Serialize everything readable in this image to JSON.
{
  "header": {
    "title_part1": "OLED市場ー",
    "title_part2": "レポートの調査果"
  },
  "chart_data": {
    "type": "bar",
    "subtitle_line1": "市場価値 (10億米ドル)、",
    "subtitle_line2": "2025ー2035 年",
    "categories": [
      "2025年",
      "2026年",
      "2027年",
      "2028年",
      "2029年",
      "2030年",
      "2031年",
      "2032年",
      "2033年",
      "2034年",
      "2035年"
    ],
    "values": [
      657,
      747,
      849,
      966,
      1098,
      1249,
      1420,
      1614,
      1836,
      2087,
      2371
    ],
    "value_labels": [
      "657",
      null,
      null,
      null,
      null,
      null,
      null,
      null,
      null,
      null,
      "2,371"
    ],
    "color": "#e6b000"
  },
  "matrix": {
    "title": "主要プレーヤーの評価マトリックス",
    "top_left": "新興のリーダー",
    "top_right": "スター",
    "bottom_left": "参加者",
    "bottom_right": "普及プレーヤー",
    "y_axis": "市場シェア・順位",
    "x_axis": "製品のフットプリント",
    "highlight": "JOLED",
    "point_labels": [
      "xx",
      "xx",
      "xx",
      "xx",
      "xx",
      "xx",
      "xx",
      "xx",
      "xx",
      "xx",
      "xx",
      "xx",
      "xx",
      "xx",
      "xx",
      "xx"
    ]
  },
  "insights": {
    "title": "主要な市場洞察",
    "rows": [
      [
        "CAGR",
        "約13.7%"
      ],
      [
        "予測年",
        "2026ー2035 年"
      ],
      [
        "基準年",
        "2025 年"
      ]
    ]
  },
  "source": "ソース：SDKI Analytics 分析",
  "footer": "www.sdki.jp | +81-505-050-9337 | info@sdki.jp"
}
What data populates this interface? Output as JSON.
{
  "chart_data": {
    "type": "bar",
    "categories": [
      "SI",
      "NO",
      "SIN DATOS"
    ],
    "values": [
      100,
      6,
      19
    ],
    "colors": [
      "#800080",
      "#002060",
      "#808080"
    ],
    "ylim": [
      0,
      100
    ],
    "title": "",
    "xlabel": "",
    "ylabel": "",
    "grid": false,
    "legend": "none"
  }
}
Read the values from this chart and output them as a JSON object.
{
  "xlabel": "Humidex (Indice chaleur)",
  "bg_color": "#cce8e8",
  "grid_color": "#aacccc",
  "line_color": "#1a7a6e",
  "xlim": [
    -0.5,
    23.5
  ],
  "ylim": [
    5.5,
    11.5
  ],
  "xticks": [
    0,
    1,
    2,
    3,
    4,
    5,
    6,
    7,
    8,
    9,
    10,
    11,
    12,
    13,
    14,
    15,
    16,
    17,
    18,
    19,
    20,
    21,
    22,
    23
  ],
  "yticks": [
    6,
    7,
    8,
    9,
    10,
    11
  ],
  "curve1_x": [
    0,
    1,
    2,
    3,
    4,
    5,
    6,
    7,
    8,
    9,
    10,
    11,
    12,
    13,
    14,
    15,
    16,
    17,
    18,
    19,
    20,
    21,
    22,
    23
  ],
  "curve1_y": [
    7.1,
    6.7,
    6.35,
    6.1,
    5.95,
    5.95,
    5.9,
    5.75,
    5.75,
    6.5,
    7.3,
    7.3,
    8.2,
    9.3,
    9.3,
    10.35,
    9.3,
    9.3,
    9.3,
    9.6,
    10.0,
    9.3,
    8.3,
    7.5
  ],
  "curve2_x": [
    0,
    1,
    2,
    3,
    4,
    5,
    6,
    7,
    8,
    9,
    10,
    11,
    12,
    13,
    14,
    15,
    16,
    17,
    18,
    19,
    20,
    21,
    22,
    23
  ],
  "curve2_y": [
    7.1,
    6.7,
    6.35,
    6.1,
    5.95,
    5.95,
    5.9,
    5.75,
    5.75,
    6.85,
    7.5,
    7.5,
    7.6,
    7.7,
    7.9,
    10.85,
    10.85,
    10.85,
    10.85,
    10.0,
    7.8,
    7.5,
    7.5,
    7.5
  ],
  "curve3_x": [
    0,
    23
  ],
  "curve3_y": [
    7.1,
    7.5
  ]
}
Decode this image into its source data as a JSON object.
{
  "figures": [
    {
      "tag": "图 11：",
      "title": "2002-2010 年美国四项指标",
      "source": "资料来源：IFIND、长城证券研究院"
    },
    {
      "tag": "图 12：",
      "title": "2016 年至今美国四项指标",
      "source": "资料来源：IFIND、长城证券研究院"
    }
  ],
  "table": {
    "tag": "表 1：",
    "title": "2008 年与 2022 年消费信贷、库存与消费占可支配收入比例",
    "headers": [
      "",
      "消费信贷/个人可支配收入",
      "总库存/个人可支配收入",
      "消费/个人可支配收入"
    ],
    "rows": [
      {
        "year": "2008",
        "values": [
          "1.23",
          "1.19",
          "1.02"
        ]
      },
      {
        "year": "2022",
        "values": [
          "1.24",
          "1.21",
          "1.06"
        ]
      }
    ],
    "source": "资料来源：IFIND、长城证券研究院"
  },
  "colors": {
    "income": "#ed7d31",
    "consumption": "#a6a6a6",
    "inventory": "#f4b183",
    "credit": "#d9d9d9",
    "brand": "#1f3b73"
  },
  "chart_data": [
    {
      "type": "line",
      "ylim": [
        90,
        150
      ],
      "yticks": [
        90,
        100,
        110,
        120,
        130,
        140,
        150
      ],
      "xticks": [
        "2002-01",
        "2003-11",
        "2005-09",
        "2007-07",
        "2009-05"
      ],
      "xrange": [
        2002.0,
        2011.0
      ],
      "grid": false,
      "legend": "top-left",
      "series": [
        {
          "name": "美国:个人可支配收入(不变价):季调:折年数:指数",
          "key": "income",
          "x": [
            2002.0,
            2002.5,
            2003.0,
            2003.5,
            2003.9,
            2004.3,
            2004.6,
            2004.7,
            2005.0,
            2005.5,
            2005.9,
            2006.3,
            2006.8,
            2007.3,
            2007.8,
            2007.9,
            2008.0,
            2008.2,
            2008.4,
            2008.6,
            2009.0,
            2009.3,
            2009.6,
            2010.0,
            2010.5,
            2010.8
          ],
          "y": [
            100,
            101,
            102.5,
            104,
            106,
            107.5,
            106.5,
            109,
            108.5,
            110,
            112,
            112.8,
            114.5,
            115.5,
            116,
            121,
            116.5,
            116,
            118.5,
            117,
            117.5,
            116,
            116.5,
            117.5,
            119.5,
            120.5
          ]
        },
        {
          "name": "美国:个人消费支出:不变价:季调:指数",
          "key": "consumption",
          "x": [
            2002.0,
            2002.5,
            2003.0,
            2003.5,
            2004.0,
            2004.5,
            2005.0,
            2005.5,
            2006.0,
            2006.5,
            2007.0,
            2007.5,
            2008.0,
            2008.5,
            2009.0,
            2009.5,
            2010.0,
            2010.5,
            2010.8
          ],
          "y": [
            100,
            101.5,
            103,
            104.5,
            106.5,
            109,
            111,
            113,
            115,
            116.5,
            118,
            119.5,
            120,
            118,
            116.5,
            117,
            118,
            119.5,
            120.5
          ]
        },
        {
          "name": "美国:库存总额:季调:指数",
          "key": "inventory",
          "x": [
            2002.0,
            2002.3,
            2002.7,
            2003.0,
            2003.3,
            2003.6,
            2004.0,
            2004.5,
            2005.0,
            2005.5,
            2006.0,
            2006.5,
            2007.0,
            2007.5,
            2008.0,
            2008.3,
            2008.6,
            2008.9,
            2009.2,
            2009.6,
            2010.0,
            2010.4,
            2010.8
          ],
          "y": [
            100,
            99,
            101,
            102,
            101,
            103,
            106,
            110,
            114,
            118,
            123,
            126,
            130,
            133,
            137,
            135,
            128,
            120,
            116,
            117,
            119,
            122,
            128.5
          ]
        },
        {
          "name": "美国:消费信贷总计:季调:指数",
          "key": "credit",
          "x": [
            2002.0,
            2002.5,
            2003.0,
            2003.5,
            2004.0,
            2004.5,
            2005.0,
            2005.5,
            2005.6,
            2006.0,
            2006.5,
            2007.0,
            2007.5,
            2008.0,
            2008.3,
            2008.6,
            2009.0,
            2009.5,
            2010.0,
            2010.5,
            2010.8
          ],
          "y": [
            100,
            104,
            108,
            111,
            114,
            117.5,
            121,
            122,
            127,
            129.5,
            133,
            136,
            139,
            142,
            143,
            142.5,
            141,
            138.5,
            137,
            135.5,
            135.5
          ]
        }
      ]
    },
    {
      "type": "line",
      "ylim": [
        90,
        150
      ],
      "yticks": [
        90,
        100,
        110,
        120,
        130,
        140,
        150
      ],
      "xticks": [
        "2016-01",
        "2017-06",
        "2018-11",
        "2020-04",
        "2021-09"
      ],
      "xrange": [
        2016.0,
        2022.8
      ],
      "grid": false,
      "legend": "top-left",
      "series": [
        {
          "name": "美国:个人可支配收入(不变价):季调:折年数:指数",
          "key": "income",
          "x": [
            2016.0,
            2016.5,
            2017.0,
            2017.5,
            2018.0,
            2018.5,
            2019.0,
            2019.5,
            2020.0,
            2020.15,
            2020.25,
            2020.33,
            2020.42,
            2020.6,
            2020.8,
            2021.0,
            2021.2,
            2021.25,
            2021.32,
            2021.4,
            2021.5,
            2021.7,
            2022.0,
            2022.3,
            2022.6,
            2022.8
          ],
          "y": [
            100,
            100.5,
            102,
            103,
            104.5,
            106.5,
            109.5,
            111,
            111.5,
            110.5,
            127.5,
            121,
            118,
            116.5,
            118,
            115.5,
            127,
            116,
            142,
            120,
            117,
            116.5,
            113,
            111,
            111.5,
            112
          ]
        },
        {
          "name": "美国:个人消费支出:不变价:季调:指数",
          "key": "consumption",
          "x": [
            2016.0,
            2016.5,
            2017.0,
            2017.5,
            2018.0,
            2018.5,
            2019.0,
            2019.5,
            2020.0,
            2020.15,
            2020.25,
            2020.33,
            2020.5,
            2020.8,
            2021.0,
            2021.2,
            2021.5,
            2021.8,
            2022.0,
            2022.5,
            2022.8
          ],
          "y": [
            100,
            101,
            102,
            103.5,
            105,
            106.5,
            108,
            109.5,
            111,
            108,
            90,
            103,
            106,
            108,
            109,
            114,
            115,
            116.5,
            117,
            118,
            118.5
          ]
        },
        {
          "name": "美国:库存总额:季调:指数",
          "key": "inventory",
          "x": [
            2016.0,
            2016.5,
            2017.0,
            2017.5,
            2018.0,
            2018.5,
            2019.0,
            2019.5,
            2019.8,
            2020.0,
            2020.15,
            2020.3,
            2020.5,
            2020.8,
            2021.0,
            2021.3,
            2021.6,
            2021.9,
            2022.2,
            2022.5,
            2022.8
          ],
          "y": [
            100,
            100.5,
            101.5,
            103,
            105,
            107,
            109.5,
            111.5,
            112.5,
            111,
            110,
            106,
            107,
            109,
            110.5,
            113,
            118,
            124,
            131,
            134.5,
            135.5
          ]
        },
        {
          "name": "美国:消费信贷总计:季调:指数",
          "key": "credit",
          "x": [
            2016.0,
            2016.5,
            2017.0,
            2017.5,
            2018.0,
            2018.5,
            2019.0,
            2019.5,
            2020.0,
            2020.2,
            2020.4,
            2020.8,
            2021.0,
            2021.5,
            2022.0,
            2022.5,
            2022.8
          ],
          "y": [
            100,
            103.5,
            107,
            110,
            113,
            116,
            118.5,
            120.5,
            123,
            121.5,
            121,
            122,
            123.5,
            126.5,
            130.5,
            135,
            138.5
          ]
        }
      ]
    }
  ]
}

WRITTEN TASK -> Among the lines of the data, identify those with the word "object". Copy each of them.

EXERCISE SOLUTION ->
Read the values from this chart and output them as a JSON object.
Decode this image into its source data as a JSON object.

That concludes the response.